> [EXTRACTED MATERIAL]:
^^^^
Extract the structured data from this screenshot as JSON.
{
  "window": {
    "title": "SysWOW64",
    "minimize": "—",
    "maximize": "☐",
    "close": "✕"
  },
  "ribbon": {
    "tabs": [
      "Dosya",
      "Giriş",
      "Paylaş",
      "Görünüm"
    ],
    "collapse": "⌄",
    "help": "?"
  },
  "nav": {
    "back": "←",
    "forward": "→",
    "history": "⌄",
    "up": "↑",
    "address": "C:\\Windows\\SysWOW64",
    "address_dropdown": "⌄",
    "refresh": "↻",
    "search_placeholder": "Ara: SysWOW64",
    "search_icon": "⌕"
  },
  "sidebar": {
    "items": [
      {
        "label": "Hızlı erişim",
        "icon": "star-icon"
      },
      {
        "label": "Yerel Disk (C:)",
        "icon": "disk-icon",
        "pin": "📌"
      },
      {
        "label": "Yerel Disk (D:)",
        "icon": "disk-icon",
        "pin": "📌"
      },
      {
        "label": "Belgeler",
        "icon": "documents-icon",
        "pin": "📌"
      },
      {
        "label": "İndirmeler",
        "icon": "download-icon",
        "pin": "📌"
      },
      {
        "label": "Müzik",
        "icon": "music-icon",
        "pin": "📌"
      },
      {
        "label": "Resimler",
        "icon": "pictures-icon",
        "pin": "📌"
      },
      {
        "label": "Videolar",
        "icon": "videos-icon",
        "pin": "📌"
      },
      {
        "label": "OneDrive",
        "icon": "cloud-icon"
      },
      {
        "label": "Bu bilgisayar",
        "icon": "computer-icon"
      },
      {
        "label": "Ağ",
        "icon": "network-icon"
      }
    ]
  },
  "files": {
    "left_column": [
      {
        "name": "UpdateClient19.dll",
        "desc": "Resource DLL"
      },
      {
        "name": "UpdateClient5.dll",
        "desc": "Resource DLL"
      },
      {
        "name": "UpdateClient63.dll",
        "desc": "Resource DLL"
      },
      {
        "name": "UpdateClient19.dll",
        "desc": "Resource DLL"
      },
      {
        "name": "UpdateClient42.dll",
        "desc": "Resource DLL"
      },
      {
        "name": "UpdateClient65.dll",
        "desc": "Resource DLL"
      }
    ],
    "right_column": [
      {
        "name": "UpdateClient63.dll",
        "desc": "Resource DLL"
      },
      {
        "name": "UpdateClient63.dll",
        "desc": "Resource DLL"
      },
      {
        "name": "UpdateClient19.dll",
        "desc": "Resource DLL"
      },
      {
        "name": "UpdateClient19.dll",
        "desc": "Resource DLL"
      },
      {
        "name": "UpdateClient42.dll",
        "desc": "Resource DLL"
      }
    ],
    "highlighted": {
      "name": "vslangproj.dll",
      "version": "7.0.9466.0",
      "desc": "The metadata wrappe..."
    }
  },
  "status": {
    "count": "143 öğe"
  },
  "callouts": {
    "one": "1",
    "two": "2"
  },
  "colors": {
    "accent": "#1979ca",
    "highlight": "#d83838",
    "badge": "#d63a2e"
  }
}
^^^^
> [PROBLEM REQUIREMENTS]: Please copy out each record, character for character.

> [RESULT]:
Extract the structured data from this screenshot as JSON.
{
  "window": {
    "title": "SysWOW64",
    "minimize": "—",
    "maximize": "☐",
    "close": "✕"
  },
  "ribbon": {
    "tabs": [
      "Dosya",
      "Giriş",
      "Paylaş",
      "Görünüm"
    ],
    "collapse": "⌄",
    "help": "?"
  },
  "nav": {
    "back": "←",
    "forward": "→",
    "history": "⌄",
    "up": "↑",
    "address": "C:\\Windows\\SysWOW64",
    "address_dropdown": "⌄",
    "refresh": "↻",
    "search_placeholder": "Ara: SysWOW64",
    "search_icon": "⌕"
  },
  "sidebar": {
    "items": [
      {
        "label": "Hızlı erişim",
        "icon": "star-icon"
      },
      {
        "label": "Yerel Disk (C:)",
        "icon": "disk-icon",
        "pin": "📌"
      },
      {
        "label": "Yerel Disk (D:)",
        "icon": "disk-icon",
        "pin": "📌"
      },
      {
        "label": "Belgeler",
        "icon": "documents-icon",
        "pin": "📌"
      },
      {
        "label": "İndirmeler",
        "icon": "download-icon",
        "pin": "📌"
      },
      {
        "label": "Müzik",
        "icon": "music-icon",
        "pin": "📌"
      },
      {
        "label": "Resimler",
        "icon": "pictures-icon",
        "pin": "📌"
      },
      {
        "label": "Videolar",
        "icon": "videos-icon",
        "pin": "📌"
      },
      {
        "label": "OneDrive",
        "icon": "cloud-icon"
      },
      {
        "label": "Bu bilgisayar",
        "icon": "computer-icon"
      },
      {
        "label": "Ağ",
        "icon": "network-icon"
      }
    ]
  },
  "files": {
    "left_column": [
      {
        "name": "UpdateClient19.dll",
        "desc": "Resource DLL"
      },
      {
        "name": "UpdateClient5.dll",
        "desc": "Resource DLL"
      },
      {
        "name": "UpdateClient63.dll",
        "desc": "Resource DLL"
      },
      {
        "name": "UpdateClient19.dll",
        "desc": "Resource DLL"
      },
      {
        "name": "UpdateClient42.dll",
        "desc": "Resource DLL"
      },
      {
        "name": "UpdateClient65.dll",
        "desc": "Resource DLL"
      }
    ],
    "right_column": [
      {
        "name": "UpdateClient63.dll",
        "desc": "Resource DLL"
      },
      {
        "name": "UpdateClient63.dll",
        "desc": "Resource DLL"
      },
      {
        "name": "UpdateClient19.dll",
        "desc": "Resource DLL"
      },
      {
        "name": "UpdateClient19.dll",
        "desc": "Resource DLL"
      },
      {
        "name": "UpdateClient42.dll",
        "desc": "Resource DLL"
      }
    ],
    "highlighted": {
      "name": "vslangproj.dll",
      "version": "7.0.9466.0",
      "desc": "The metadata wrappe..."
    }
  },
  "status": {
    "count": "143 öğe"
  },
  "callouts": {
    "one": "1",
    "two": "2"
  },
  "colors": {
    "accent": "#1979ca",
    "highlight": "#d83838",
    "badge": "#d63a2e"
  }
}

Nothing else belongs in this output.